*Data entries*.
========================

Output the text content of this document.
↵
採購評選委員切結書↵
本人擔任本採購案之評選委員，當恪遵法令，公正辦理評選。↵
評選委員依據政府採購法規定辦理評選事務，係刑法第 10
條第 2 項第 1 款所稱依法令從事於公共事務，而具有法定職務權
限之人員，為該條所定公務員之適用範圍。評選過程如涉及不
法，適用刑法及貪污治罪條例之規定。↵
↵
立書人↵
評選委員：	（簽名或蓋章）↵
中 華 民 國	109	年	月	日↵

========================

*To be done*. Type out the full listing again, exactly as given.

*Solution to the exercise*.
Output the text content of this document.
↵
採購評選委員切結書↵
本人擔任本採購案之評選委員，當恪遵法令，公正辦理評選。↵
評選委員依據政府採購法規定辦理評選事務，係刑法第 10
條第 2 項第 1 款所稱依法令從事於公共事務，而具有法定職務權
限之人員，為該條所定公務員之適用範圍。評選過程如涉及不
法，適用刑法及貪污治罪條例之規定。↵
↵
立書人↵
評選委員：	（簽名或蓋章）↵
中 華 民 國	109	年	月	日↵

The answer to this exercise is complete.